_INPUT ROWS:_
==================================================

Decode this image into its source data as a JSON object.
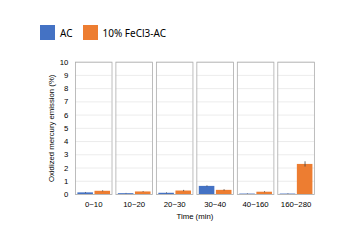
{
  "chart_data": {
    "type": "bar",
    "xlabel": "Time (min)",
    "ylabel": "Oxidized mercury emission (%)",
    "categories": [
      "0~10",
      "10~20",
      "20~30",
      "30~40",
      "40~160",
      "160~280"
    ],
    "series": [
      {
        "name": "AC",
        "color": "#4472c4",
        "values": [
          0.13,
          0.07,
          0.1,
          0.62,
          0.04,
          0.04
        ],
        "errors": [
          0.03,
          0.02,
          0.03,
          0.04,
          0.02,
          0.02
        ]
      },
      {
        "name": "10% FeCl3-AC",
        "color": "#ed7d31",
        "values": [
          0.25,
          0.2,
          0.27,
          0.32,
          0.18,
          2.28
        ],
        "errors": [
          0.04,
          0.03,
          0.05,
          0.05,
          0.04,
          0.2
        ]
      }
    ],
    "ylim": [
      0,
      10
    ],
    "yticks": [
      0,
      1,
      2,
      3,
      4,
      5,
      6,
      7,
      8,
      9,
      10
    ],
    "grid": true,
    "legend": "top"
  }
}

==================================================

_DESCRIPTION OF THE TASK:_
Transcribe the material exactly, keeping every word and none of the pictures.

_EXPECTED ANSWER:_
Decode this image into its source data as a JSON object.
{
  "chart_data": {
    "type": "bar",
    "xlabel": "Time (min)",
    "ylabel": "Oxidized mercury emission (%)",
    "categories": [
      "0~10",
      "10~20",
      "20~30",
      "30~40",
      "40~160",
      "160~280"
    ],
    "series": [
      {
        "name": "AC",
        "color": "#4472c4",
        "values": [
          0.13,
          0.07,
          0.1,
          0.62,
          0.04,
          0.04
        ],
        "errors": [
          0.03,
          0.02,
          0.03,
          0.04,
          0.02,
          0.02
        ]
      },
      {
        "name": "10% FeCl3-AC",
        "color": "#ed7d31",
        "values": [
          0.25,
          0.2,
          0.27,
          0.32,
          0.18,
          2.28
        ],
        "errors": [
          0.04,
          0.03,
          0.05,
          0.05,
          0.04,
          0.2
        ]
      }
    ],
    "ylim": [
      0,
      10
    ],
    "yticks": [
      0,
      1,
      2,
      3,
      4,
      5,
      6,
      7,
      8,
      9,
      10
    ],
    "grid": true,
    "legend": "top"
  }
}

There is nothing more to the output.